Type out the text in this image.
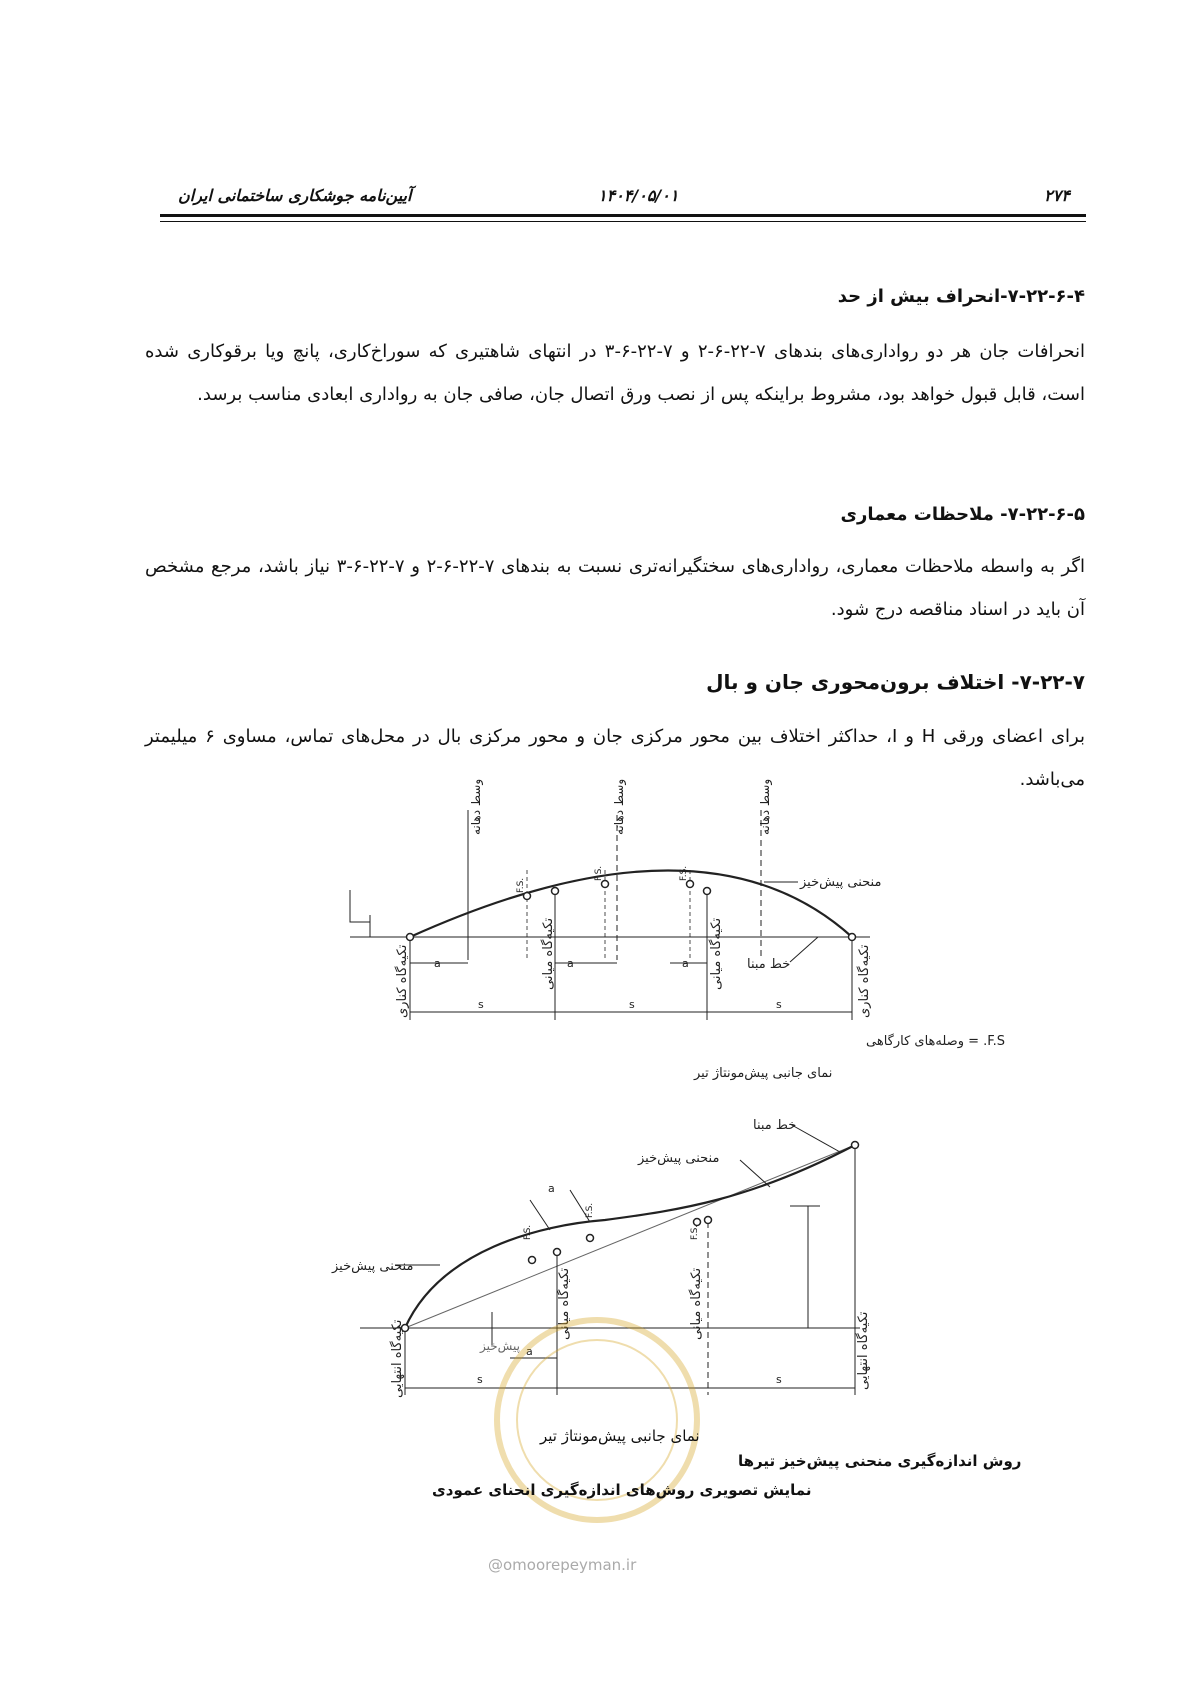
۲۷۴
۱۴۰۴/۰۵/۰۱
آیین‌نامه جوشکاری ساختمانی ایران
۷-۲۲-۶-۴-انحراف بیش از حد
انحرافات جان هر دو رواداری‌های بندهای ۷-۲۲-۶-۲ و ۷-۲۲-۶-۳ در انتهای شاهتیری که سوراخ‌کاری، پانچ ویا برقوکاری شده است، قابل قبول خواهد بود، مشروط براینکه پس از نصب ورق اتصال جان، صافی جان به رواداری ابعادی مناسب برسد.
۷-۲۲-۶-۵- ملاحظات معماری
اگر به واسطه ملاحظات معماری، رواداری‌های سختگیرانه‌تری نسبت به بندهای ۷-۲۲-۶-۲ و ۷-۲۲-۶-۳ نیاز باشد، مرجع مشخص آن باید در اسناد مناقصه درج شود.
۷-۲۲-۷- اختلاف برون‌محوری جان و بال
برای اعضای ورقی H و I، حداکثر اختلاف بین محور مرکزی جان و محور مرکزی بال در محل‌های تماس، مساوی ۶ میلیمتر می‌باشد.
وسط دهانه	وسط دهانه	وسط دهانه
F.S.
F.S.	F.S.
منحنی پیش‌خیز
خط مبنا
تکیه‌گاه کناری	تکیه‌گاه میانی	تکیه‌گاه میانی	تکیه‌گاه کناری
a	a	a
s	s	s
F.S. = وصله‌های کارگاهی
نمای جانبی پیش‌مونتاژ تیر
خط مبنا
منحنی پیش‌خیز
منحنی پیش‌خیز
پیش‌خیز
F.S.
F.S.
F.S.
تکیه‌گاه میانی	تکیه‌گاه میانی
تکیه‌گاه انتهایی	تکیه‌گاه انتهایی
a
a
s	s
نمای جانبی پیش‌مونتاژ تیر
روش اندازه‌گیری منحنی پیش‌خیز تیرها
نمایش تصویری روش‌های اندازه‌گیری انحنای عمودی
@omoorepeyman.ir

○ ○ ○ ○ ○

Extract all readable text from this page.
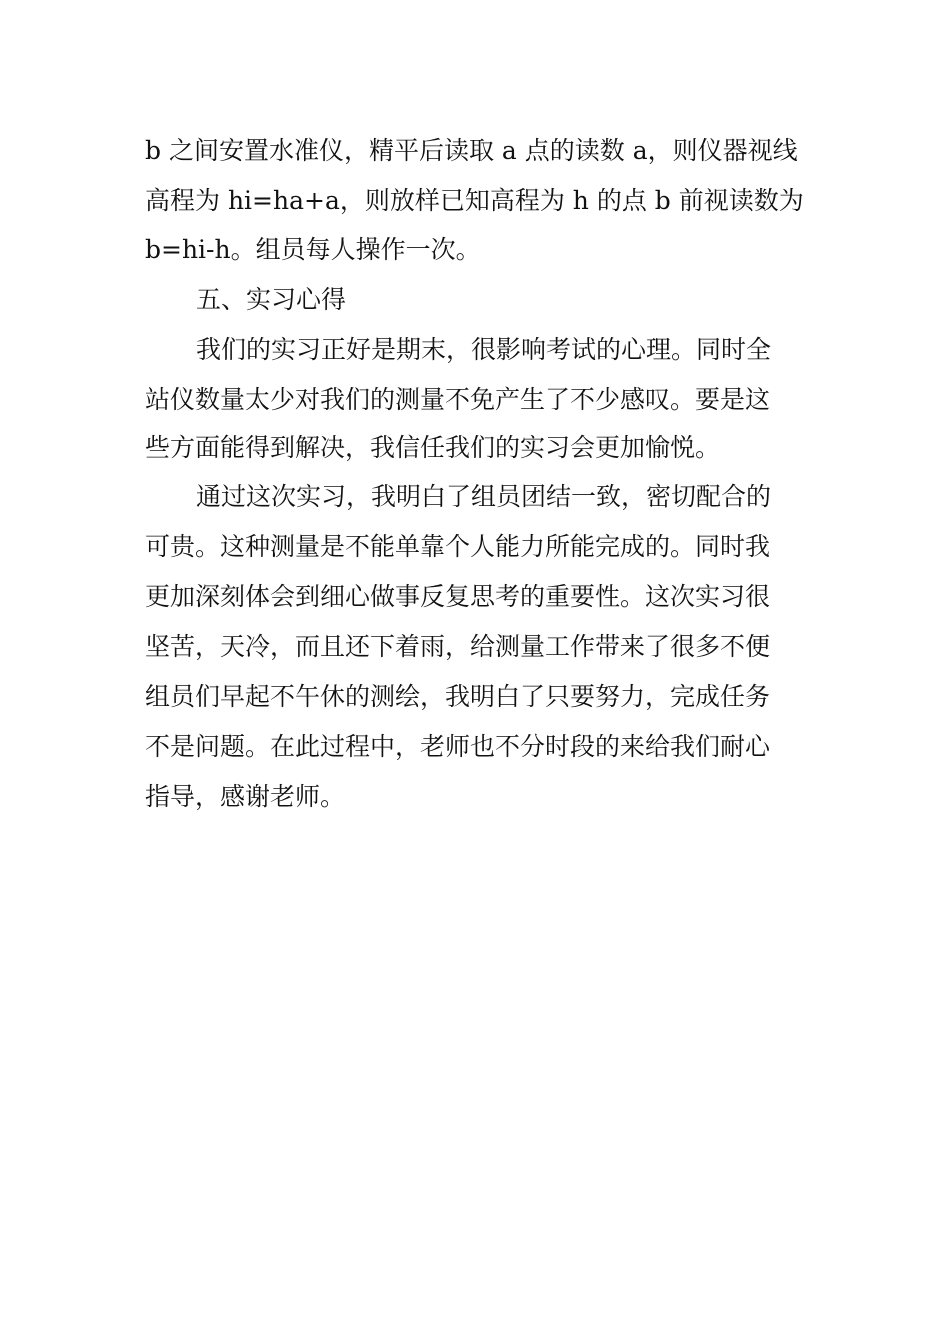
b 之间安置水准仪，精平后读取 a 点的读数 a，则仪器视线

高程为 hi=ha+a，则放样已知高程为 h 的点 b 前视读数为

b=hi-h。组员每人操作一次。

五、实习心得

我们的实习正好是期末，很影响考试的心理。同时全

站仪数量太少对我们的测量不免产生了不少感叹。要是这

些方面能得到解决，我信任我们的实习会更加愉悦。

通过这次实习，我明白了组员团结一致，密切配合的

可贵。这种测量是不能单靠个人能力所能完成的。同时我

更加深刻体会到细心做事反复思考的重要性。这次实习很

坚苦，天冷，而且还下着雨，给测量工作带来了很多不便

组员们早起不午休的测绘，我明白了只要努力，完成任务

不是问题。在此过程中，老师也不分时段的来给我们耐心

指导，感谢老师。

○ ○ ○ ○ ○

• Given exercise: Among the lines of the material, find those that hold the word "باشد" and copy them.

• Complete output:
اگر به واسطه ملاحظات معماری، رواداری‌های سختگیرانه‌تری نسبت به بندهای ۷-۲۲-۶-۲ و ۷-۲۲-۶-۳ نیاز باشد، مرجع مشخص آن باید در اسناد مناقصه درج شود.
برای اعضای ورقی H و I، حداکثر اختلاف بین محور مرکزی جان و محور مرکزی بال در محل‌های تماس، مساوی ۶ میلیمتر می‌باشد.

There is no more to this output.